§ WHAT IS EXPECTED: Entries follow. Set all of them down as they stand.

Data records

※ ※ ※

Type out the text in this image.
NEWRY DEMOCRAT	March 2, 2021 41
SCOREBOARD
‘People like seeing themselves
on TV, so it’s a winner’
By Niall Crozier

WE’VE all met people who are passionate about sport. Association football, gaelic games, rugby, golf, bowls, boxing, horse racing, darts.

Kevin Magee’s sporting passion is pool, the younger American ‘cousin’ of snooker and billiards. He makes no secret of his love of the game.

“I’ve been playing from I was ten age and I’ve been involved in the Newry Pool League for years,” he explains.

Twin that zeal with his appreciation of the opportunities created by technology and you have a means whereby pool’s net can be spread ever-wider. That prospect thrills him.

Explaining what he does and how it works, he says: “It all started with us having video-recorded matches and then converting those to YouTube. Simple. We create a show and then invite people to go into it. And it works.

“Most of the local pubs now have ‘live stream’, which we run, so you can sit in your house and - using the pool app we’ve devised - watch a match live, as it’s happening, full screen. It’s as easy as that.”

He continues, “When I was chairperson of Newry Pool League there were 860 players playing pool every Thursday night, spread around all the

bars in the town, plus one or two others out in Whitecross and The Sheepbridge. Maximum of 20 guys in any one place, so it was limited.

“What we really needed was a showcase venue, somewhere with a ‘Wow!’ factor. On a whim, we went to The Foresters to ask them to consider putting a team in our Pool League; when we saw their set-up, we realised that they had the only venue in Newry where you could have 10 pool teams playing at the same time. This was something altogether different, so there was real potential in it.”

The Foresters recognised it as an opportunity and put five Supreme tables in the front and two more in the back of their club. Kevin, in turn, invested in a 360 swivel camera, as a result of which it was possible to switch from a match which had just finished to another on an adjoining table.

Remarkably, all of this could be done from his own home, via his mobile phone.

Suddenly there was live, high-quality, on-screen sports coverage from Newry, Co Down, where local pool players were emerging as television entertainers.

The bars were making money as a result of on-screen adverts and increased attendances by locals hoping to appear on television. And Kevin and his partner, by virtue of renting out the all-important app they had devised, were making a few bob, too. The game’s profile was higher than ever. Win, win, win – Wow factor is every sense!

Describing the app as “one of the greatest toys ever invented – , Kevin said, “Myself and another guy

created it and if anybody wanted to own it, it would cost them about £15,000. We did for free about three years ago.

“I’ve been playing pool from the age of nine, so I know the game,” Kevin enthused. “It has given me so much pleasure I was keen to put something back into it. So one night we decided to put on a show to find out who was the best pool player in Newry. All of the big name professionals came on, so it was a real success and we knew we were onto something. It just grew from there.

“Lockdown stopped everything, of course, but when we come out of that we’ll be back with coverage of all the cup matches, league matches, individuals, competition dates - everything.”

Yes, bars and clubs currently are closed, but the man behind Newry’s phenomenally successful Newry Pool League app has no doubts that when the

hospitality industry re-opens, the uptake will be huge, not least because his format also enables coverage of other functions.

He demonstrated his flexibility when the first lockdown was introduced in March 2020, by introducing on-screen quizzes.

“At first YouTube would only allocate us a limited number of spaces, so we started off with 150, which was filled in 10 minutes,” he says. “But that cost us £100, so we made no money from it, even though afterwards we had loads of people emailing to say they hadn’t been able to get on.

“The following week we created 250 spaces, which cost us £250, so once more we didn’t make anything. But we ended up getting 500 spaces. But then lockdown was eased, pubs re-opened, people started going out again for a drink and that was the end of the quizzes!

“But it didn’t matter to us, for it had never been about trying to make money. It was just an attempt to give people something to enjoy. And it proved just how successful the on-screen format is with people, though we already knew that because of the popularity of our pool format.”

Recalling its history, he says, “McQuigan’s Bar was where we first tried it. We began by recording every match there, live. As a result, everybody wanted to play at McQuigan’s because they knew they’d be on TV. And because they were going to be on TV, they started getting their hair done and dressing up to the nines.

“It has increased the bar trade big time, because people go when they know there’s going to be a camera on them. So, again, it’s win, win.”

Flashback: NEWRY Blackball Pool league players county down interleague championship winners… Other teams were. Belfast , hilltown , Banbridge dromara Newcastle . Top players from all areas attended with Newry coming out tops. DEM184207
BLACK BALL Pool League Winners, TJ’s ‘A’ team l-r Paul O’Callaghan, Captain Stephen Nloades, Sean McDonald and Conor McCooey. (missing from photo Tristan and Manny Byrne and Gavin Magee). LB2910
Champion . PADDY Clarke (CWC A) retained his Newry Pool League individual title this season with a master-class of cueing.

※ ※ ※

§ FINAL RESULT:
Type out the text in this image.
NEWRY DEMOCRAT	March 2, 2021 41
SCOREBOARD
‘People like seeing themselves
on TV, so it’s a winner’
By Niall Crozier

WE’VE all met people who are passionate about sport. Association football, gaelic games, rugby, golf, bowls, boxing, horse racing, darts.

Kevin Magee’s sporting passion is pool, the younger American ‘cousin’ of snooker and billiards. He makes no secret of his love of the game.

“I’ve been playing from I was ten age and I’ve been involved in the Newry Pool League for years,” he explains.

Twin that zeal with his appreciation of the opportunities created by technology and you have a means whereby pool’s net can be spread ever-wider. That prospect thrills him.

Explaining what he does and how it works, he says: “It all started with us having video-recorded matches and then converting those to YouTube. Simple. We create a show and then invite people to go into it. And it works.

“Most of the local pubs now have ‘live stream’, which we run, so you can sit in your house and - using the pool app we’ve devised - watch a match live, as it’s happening, full screen. It’s as easy as that.”

He continues, “When I was chairperson of Newry Pool League there were 860 players playing pool every Thursday night, spread around all the

bars in the town, plus one or two others out in Whitecross and The Sheepbridge. Maximum of 20 guys in any one place, so it was limited.

“What we really needed was a showcase venue, somewhere with a ‘Wow!’ factor. On a whim, we went to The Foresters to ask them to consider putting a team in our Pool League; when we saw their set-up, we realised that they had the only venue in Newry where you could have 10 pool teams playing at the same time. This was something altogether different, so there was real potential in it.”

The Foresters recognised it as an opportunity and put five Supreme tables in the front and two more in the back of their club. Kevin, in turn, invested in a 360 swivel camera, as a result of which it was possible to switch from a match which had just finished to another on an adjoining table.

Remarkably, all of this could be done from his own home, via his mobile phone.

Suddenly there was live, high-quality, on-screen sports coverage from Newry, Co Down, where local pool players were emerging as television entertainers.

The bars were making money as a result of on-screen adverts and increased attendances by locals hoping to appear on television. And Kevin and his partner, by virtue of renting out the all-important app they had devised, were making a few bob, too. The game’s profile was higher than ever. Win, win, win – Wow factor is every sense!

Describing the app as “one of the greatest toys ever invented – , Kevin said, “Myself and another guy

created it and if anybody wanted to own it, it would cost them about £15,000. We did for free about three years ago.

“I’ve been playing pool from the age of nine, so I know the game,” Kevin enthused. “It has given me so much pleasure I was keen to put something back into it. So one night we decided to put on a show to find out who was the best pool player in Newry. All of the big name professionals came on, so it was a real success and we knew we were onto something. It just grew from there.

“Lockdown stopped everything, of course, but when we come out of that we’ll be back with coverage of all the cup matches, league matches, individuals, competition dates - everything.”

Yes, bars and clubs currently are closed, but the man behind Newry’s phenomenally successful Newry Pool League app has no doubts that when the

hospitality industry re-opens, the uptake will be huge, not least because his format also enables coverage of other functions.

He demonstrated his flexibility when the first lockdown was introduced in March 2020, by introducing on-screen quizzes.

“At first YouTube would only allocate us a limited number of spaces, so we started off with 150, which was filled in 10 minutes,” he says. “But that cost us £100, so we made no money from it, even though afterwards we had loads of people emailing to say they hadn’t been able to get on.

“The following week we created 250 spaces, which cost us £250, so once more we didn’t make anything. But we ended up getting 500 spaces. But then lockdown was eased, pubs re-opened, people started going out again for a drink and that was the end of the quizzes!

“But it didn’t matter to us, for it had never been about trying to make money. It was just an attempt to give people something to enjoy. And it proved just how successful the on-screen format is with people, though we already knew that because of the popularity of our pool format.”

Recalling its history, he says, “McQuigan’s Bar was where we first tried it. We began by recording every match there, live. As a result, everybody wanted to play at McQuigan’s because they knew they’d be on TV. And because they were going to be on TV, they started getting their hair done and dressing up to the nines.

“It has increased the bar trade big time, because people go when they know there’s going to be a camera on them. So, again, it’s win, win.”

Flashback: NEWRY Blackball Pool league players county down interleague championship winners… Other teams were. Belfast , hilltown , Banbridge dromara Newcastle . Top players from all areas attended with Newry coming out tops. DEM184207
BLACK BALL Pool League Winners, TJ’s ‘A’ team l-r Paul O’Callaghan, Captain Stephen Nloades, Sean McDonald and Conor McCooey. (missing from photo Tristan and Manny Byrne and Gavin Magee). LB2910
Champion . PADDY Clarke (CWC A) retained his Newry Pool League individual title this season with a master-class of cueing.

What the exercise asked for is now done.